_REQUEST_
Search the material below for the string "labels" and extract each line that has it.

_DATA PROVIDED_
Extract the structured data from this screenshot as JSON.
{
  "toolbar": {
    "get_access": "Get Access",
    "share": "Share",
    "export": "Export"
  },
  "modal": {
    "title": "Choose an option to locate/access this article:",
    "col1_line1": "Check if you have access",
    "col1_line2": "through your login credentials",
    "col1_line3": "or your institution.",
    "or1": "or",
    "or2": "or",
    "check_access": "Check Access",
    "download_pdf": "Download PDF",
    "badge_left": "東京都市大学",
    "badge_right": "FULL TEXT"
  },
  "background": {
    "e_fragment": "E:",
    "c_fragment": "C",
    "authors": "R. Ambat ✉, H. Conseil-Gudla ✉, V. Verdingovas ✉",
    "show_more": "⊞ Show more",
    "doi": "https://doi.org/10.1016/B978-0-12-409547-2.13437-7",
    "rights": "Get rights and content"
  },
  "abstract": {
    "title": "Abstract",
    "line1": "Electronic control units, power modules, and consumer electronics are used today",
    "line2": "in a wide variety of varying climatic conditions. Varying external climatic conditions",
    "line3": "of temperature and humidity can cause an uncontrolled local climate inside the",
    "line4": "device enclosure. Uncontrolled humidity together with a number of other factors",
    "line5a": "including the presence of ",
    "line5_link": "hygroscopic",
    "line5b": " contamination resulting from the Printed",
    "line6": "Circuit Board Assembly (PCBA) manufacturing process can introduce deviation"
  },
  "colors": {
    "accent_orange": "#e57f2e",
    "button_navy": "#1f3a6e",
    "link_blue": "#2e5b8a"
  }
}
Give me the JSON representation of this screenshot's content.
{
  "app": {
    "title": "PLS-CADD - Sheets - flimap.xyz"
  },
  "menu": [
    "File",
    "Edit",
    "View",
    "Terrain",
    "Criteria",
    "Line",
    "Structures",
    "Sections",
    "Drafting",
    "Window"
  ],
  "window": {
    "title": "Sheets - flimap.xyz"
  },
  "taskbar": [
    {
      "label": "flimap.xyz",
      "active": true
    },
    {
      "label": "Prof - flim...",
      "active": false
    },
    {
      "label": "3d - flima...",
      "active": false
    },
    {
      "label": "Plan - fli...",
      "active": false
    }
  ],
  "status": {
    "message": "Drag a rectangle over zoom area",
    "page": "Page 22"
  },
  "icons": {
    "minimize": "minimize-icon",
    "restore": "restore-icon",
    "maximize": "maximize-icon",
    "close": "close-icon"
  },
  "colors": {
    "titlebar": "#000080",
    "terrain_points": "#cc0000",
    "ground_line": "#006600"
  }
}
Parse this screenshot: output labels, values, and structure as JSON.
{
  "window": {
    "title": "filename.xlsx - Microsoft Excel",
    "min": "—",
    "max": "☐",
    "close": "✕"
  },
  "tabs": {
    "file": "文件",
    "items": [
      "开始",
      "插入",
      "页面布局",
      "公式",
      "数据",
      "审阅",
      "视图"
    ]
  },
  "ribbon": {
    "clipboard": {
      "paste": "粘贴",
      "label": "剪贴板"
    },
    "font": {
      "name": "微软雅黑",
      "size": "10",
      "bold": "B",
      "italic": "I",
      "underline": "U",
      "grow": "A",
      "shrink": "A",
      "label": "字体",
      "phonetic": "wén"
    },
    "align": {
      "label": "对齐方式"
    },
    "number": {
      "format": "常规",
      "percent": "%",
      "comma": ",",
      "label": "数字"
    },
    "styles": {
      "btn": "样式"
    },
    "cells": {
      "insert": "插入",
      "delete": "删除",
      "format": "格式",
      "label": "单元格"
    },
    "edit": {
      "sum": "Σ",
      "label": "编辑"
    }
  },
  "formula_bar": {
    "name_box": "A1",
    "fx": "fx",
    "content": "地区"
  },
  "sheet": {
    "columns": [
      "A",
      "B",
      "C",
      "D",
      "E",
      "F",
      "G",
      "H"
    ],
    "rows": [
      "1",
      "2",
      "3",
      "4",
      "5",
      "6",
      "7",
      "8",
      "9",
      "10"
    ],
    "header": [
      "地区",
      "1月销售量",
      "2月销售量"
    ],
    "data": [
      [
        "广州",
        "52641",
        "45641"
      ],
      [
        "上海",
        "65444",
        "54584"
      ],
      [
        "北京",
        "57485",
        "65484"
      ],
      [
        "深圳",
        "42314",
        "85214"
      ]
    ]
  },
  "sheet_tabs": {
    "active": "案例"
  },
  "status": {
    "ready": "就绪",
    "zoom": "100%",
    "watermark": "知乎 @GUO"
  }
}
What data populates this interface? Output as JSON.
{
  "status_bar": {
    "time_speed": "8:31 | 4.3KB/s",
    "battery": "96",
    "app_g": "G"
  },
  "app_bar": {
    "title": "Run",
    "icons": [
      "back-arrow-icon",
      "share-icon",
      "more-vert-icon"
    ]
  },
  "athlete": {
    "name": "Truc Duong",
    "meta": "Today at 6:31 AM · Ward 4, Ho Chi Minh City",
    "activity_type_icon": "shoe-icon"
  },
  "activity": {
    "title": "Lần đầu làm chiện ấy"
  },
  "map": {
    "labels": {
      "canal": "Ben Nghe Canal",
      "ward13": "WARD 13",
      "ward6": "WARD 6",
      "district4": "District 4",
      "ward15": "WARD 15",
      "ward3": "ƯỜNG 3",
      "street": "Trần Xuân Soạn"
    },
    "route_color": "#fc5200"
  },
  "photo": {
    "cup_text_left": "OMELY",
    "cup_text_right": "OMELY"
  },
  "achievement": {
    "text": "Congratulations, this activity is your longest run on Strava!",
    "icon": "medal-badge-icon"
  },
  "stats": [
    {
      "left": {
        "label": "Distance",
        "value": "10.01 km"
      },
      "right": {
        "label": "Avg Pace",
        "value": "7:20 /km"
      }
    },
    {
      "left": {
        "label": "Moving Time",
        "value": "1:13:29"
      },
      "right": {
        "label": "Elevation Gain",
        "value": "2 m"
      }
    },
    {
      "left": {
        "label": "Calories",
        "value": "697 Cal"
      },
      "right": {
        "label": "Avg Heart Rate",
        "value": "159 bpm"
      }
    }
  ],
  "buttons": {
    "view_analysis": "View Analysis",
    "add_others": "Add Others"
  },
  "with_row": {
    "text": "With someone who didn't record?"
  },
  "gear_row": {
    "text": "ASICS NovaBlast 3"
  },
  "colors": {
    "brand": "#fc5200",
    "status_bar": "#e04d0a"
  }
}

_RESULT OF THIS TASK_
Parse this screenshot: output labels, values, and structure as JSON.
    "labels": {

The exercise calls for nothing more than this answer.